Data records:
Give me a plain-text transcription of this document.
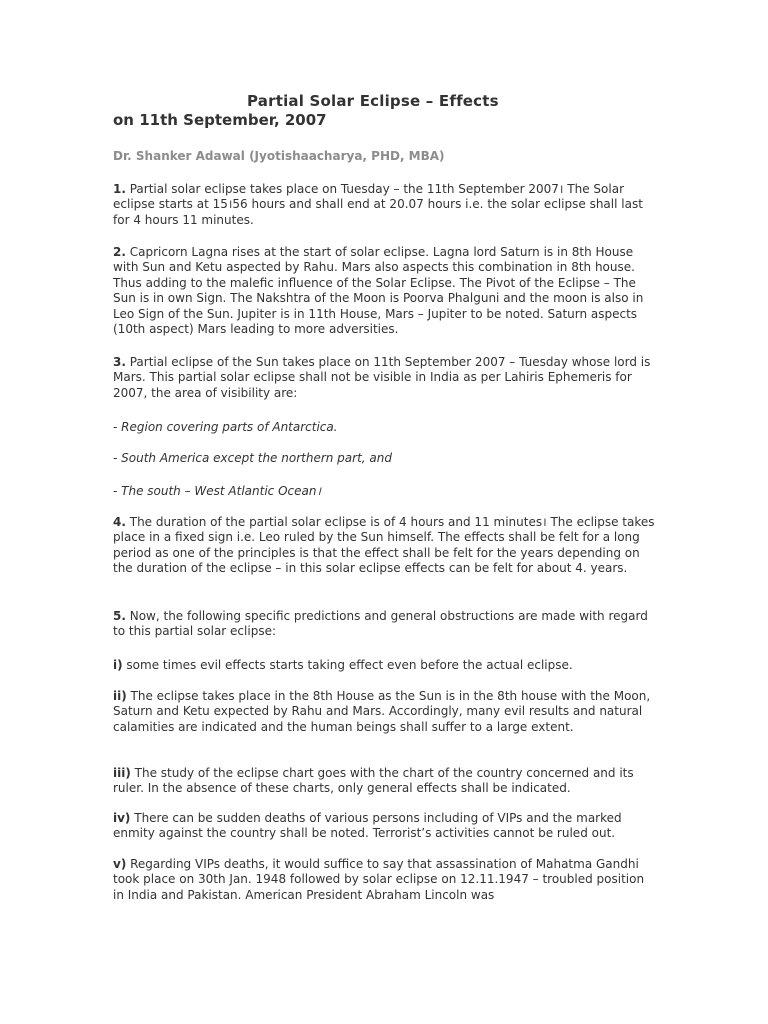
Partial Solar Eclipse – Effects
on 11th September, 2007
Dr. Shanker Adawal (Jyotishaacharya, PHD, MBA)
1. Partial solar eclipse takes place on Tuesday – the 11th September 2007। The Solar eclipse starts at 15।56 hours and shall end at 20.07 hours i.e. the solar eclipse shall last for 4 hours 11 minutes.
2. Capricorn Lagna rises at the start of solar eclipse. Lagna lord Saturn is in 8th House with Sun and Ketu aspected by Rahu. Mars also aspects this combination in 8th house. Thus adding to the malefic influence of the Solar Eclipse. The Pivot of the Eclipse – The Sun is in own Sign. The Nakshtra of the Moon is Poorva Phalguni and the moon is also in Leo Sign of the Sun. Jupiter is in 11th House, Mars – Jupiter to be noted. Saturn aspects (10th aspect) Mars leading to more adversities.
3. Partial eclipse of the Sun takes place on 11th September 2007 – Tuesday whose lord is Mars. This partial solar eclipse shall not be visible in India as per Lahiris Ephemeris for 2007, the area of visibility are:
- Region covering parts of Antarctica.
- South America except the northern part, and
- The south – West Atlantic Ocean।
4. The duration of the partial solar eclipse is of 4 hours and 11 minutes। The eclipse takes place in a fixed sign i.e. Leo ruled by the Sun himself. The effects shall be felt for a long period as one of the principles is that the effect shall be felt for the years depending on the duration of the eclipse – in this solar eclipse effects can be felt for about 4. years.
5. Now, the following specific predictions and general obstructions are made with regard to this partial solar eclipse:
i) some times evil effects starts taking effect even before the actual eclipse.
ii) The eclipse takes place in the 8th House as the Sun is in the 8th house with the Moon, Saturn and Ketu expected by Rahu and Mars. Accordingly, many evil results and natural calamities are indicated and the human beings shall suffer to a large extent.
iii) The study of the eclipse chart goes with the chart of the country concerned and its ruler. In the absence of these charts, only general effects shall be indicated.
iv) There can be sudden deaths of various persons including of VIPs and the marked enmity against the country shall be noted. Terrorist’s activities cannot be ruled out.
v) Regarding VIPs deaths, it would suffice to say that assassination of Mahatma Gandhi took place on 30th Jan. 1948 followed by solar eclipse on 12.11.1947 – troubled position in India and Pakistan. American President Abraham Lincoln was
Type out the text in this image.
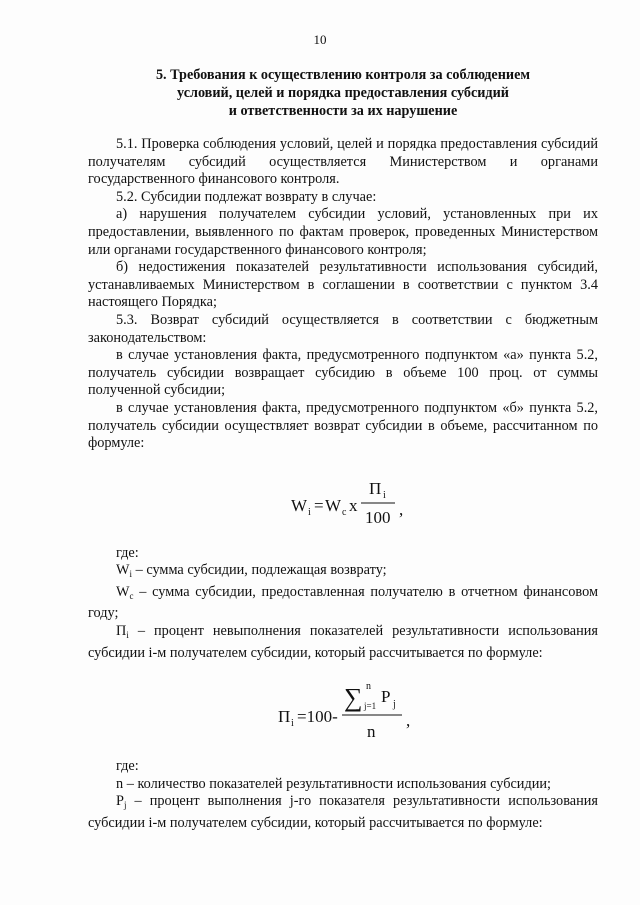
10
5. Требования к осуществлению контроля за соблюдением
условий, целей и порядка предоставления субсидий
и ответственности за их нарушение

5.1. Проверка соблюдения условий, целей и порядка предоставления субсидий получателям субсидий осуществляется Министерством и органами государственного финансового контроля.

5.2. Субсидии подлежат возврату в случае:

а) нарушения получателем субсидии условий, установленных при их предоставлении, выявленного по фактам проверок, проведенных Министерством или органами государственного финансового контроля;

б) недостижения показателей результативности использования субсидий, устанавливаемых Министерством в соглашении в соответствии с пунктом 3.4 настоящего Порядка;

5.3. Возврат субсидий осуществляется в соответствии с бюджетным законодательством:

в случае установления факта, предусмотренного подпунктом «а» пункта 5.2, получатель субсидии возвращает субсидию в объеме 100 проц. от суммы полученной субсидии;

в случае установления факта, предусмотренного подпунктом «б» пункта 5.2, получатель субсидии осуществляет возврат субсидии в объеме, рассчитанном по формуле:

W i = W c x
П i
100 ,

где:

$W_i$ – сумма субсидии, подлежащая возврату;

$W_c$ – сумма субсидии, предоставленная получателю в отчетном финансовом году;

$П_i$ – процент невыполнения показателей результативности использования субсидии i-м получателем субсидии, который рассчитывается по формуле:

П i =100-
∑ n
j=1 P j
n
,

где:

n – количество показателей результативности использования субсидии;

$P_j$ – процент выполнения j-го показателя результативности использования субсидии i-м получателем субсидии, который рассчитывается по формуле:
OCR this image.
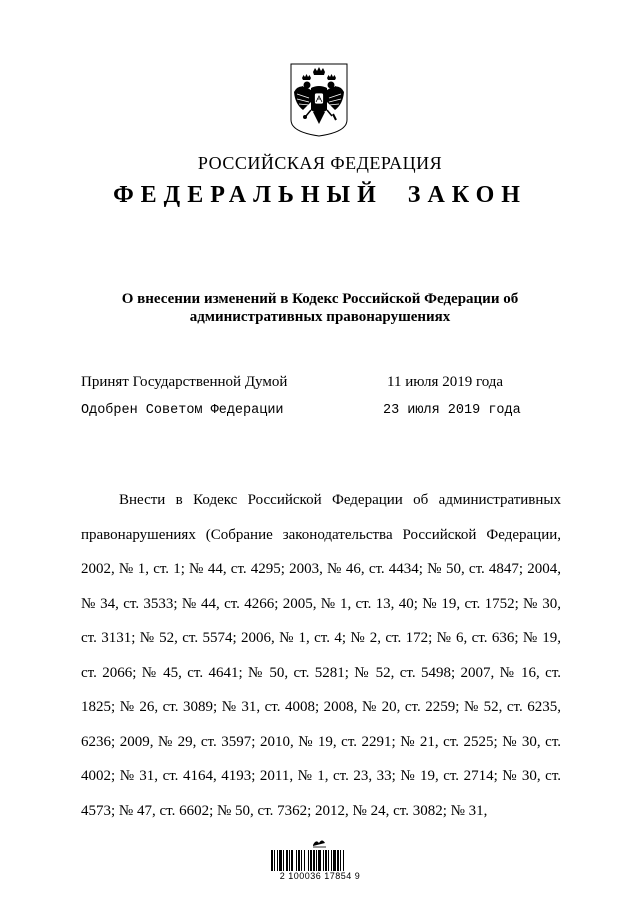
РОССИЙСКАЯ ФЕДЕРАЦИЯ
ФЕДЕРАЛЬНЫЙ ЗАКОН
О внесении изменений в Кодекс Российской Федерации об административных правонарушениях
Принят Государственной Думой	11 июля 2019 года
Одобрен Советом Федерации	23 июля 2019 года
Внести в Кодекс Российской Федерации об административных правонарушениях (Собрание законодательства Российской Федерации, 2002, № 1, ст. 1; № 44, ст. 4295; 2003, № 46, ст. 4434; № 50, ст. 4847; 2004, № 34, ст. 3533; № 44, ст. 4266; 2005, № 1, ст. 13, 40; № 19, ст. 1752; № 30, ст. 3131; № 52, ст. 5574; 2006, № 1, ст. 4; № 2, ст. 172; № 6, ст. 636; № 19, ст. 2066; № 45, ст. 4641; № 50, ст. 5281; № 52, ст. 5498; 2007, № 16, ст. 1825; № 26, ст. 3089; № 31, ст. 4008; 2008, № 20, ст. 2259; № 52, ст. 6235, 6236; 2009, № 29, ст. 3597; 2010, № 19, ст. 2291; № 21, ст. 2525; № 30, ст. 4002; № 31, ст. 4164, 4193; 2011, № 1, ст. 23, 33; № 19, ст. 2714; № 30, ст. 4573; № 47, ст. 6602; № 50, ст. 7362; 2012, № 24, ст. 3082; № 31,
2 100036 17854 9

• [Given exercise]:
Search the lines for the string "возврату" and copy every line that has it.

• [Reply]:
5.2. Субсидии подлежат возврату в случае:
$W_i$ – сумма субсидии, подлежащая возврату;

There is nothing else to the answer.